> _WHAT IS NEEDED_
Please echo verbatim everything from the start of the records below down to the line that contains "staticText: Minhas Anotações", including both ends.

##############################

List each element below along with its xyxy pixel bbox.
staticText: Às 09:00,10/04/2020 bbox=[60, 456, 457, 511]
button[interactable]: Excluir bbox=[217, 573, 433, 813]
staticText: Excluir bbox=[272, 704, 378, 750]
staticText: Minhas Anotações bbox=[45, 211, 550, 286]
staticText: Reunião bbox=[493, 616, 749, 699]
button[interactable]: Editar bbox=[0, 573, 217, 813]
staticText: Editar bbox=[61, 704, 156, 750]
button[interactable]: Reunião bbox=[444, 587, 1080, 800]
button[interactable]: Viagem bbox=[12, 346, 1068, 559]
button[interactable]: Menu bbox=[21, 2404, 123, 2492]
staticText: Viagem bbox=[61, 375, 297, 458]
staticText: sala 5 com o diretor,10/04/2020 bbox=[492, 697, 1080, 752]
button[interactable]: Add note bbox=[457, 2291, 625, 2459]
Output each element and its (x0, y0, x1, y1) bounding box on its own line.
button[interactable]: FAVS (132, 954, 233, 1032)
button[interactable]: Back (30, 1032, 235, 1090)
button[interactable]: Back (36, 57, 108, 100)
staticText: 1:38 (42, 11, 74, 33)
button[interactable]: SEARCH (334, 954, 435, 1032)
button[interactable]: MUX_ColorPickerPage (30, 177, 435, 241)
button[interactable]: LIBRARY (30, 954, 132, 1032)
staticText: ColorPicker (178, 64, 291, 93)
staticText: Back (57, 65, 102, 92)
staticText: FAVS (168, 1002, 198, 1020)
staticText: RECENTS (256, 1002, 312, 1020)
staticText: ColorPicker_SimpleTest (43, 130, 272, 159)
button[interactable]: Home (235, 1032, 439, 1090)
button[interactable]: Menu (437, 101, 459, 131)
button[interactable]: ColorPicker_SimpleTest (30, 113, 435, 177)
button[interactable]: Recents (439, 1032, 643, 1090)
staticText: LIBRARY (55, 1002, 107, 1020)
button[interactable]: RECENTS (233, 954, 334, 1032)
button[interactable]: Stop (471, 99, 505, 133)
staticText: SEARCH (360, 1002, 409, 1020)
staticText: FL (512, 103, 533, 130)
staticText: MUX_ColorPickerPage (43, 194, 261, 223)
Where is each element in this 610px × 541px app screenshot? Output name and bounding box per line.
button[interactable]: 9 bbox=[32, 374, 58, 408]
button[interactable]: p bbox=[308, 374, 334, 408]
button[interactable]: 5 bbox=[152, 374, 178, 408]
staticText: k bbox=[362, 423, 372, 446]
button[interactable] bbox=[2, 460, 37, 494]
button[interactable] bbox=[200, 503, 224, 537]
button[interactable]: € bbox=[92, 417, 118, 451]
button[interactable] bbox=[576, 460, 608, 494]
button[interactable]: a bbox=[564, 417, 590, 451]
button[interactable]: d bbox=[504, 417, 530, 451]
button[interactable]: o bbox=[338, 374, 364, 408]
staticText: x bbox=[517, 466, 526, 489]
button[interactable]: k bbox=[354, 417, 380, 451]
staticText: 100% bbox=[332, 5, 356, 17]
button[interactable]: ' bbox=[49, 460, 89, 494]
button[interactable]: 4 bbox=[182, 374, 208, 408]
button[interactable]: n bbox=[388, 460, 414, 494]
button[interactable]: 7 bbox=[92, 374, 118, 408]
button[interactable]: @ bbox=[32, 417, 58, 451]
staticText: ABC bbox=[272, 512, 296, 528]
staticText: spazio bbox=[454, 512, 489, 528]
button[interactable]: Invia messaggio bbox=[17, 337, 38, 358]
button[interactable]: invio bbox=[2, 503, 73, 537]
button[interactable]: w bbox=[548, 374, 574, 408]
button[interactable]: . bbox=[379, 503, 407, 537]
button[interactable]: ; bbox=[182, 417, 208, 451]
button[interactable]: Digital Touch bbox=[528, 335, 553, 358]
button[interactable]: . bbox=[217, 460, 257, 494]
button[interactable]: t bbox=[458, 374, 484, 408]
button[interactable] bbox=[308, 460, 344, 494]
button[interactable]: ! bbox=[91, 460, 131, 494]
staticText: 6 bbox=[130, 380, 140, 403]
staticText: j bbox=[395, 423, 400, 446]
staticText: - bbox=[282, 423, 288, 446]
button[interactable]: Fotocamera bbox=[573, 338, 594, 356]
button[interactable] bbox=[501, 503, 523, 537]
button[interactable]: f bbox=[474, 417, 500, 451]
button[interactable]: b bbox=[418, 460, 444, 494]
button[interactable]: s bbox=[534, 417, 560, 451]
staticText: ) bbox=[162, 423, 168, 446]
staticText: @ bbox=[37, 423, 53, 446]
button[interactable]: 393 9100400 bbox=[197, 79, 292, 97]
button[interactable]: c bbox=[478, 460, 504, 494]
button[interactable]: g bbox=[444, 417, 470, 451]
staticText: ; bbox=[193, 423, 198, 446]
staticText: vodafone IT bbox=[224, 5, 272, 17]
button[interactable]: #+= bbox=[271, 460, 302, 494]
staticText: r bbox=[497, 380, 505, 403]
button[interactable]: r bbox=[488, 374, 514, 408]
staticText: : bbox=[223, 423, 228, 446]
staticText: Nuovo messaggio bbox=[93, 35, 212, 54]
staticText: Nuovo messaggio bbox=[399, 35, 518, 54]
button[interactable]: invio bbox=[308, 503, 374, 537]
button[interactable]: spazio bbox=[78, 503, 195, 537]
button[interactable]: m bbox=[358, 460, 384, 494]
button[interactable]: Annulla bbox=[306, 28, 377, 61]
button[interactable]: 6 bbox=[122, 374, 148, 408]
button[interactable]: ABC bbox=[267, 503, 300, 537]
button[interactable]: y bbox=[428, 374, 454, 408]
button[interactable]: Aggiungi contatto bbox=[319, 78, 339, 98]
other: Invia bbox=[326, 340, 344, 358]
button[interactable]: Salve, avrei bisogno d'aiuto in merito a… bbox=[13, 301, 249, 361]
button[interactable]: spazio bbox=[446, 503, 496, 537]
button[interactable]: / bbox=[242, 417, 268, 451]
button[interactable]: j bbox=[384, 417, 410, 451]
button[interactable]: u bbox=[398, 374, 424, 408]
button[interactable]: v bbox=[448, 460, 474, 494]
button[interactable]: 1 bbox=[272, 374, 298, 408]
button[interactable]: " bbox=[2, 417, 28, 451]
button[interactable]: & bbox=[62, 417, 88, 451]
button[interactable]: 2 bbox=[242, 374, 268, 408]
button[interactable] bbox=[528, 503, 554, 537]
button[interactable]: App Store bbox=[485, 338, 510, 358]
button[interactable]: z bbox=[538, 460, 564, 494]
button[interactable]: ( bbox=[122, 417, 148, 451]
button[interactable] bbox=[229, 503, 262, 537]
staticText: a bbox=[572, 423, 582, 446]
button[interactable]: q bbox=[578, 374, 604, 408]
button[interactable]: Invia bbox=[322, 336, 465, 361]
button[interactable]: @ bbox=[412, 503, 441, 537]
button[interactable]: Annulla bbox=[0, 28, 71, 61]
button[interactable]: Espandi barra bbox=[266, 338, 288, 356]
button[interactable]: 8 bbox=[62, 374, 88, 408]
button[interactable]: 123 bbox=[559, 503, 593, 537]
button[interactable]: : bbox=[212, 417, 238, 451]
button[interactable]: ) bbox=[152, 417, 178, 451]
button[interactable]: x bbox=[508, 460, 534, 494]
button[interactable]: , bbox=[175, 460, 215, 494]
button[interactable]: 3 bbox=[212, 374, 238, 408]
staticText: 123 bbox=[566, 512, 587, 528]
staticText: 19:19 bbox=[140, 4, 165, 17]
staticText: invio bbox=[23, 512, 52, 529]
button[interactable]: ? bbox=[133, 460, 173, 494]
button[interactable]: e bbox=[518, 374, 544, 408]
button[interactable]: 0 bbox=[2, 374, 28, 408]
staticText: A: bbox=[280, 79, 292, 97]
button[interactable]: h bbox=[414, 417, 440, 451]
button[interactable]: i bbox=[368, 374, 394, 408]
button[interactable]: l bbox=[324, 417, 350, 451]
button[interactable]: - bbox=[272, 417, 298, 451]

##############################

> _RESPONSE FOR THIS EXERCISE_
List each element below along with its xyxy pixel bbox.
staticText: Às 09:00,10/04/2020 bbox=[60, 456, 457, 511]
button[interactable]: Excluir bbox=[217, 573, 433, 813]
staticText: Excluir bbox=[272, 704, 378, 750]
staticText: Minhas Anotações bbox=[45, 211, 550, 286]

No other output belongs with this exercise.